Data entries
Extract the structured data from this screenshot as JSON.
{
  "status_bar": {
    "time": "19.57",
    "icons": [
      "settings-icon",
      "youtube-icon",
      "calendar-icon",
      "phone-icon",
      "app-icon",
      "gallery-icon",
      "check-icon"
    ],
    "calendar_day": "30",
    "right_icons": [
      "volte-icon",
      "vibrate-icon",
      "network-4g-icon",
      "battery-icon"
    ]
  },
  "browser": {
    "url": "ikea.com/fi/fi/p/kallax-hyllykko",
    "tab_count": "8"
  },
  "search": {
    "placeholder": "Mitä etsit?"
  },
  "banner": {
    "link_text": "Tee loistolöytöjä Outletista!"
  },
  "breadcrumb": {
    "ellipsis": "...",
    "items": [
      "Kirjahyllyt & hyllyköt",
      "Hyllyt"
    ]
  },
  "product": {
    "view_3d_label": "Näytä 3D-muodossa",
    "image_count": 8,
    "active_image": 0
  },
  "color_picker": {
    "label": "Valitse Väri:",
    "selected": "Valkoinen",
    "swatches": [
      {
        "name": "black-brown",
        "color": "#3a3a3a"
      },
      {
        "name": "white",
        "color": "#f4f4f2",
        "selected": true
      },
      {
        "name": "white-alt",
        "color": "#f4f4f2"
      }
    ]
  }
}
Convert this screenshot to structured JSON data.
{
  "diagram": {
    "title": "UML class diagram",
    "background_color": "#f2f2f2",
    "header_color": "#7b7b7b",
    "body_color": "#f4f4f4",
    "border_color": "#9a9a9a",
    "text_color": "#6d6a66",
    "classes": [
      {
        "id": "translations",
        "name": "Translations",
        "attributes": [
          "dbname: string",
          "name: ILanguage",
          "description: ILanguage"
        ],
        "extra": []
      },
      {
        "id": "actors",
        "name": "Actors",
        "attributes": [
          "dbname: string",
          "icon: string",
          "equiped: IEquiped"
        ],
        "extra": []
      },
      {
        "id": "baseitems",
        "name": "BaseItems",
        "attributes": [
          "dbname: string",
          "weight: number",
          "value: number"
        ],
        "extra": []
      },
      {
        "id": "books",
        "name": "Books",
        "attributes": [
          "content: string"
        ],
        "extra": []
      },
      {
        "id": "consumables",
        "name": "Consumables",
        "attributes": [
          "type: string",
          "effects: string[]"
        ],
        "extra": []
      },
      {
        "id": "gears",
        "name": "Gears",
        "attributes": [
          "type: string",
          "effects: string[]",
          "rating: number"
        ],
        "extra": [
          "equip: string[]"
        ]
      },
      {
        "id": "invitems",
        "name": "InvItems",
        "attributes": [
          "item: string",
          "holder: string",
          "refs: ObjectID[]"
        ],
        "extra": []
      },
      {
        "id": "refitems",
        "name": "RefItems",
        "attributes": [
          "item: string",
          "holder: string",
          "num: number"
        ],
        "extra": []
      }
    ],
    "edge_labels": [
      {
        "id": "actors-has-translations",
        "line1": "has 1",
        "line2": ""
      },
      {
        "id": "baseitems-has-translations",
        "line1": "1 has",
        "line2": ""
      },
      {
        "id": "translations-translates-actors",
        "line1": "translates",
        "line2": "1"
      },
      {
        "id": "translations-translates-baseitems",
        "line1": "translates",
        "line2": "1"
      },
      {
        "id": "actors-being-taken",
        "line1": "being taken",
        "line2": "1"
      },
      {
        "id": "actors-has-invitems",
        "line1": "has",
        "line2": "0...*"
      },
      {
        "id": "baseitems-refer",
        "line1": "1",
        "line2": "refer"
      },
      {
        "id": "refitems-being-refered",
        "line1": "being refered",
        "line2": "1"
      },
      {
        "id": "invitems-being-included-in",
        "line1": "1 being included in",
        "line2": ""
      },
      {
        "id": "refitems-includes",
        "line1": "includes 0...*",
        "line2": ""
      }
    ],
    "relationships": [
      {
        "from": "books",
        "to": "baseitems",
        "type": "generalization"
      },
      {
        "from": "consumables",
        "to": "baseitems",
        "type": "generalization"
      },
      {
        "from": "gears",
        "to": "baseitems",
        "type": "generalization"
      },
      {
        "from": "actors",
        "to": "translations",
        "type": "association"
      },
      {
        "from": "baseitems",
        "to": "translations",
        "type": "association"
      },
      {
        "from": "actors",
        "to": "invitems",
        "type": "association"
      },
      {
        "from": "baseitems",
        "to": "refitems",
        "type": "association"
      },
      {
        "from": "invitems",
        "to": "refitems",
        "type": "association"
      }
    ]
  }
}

* Set task
Extract all lines that hold the word "included".

* Exercise solution
        "id": "invitems-being-included-in",
        "line1": "1 being included in",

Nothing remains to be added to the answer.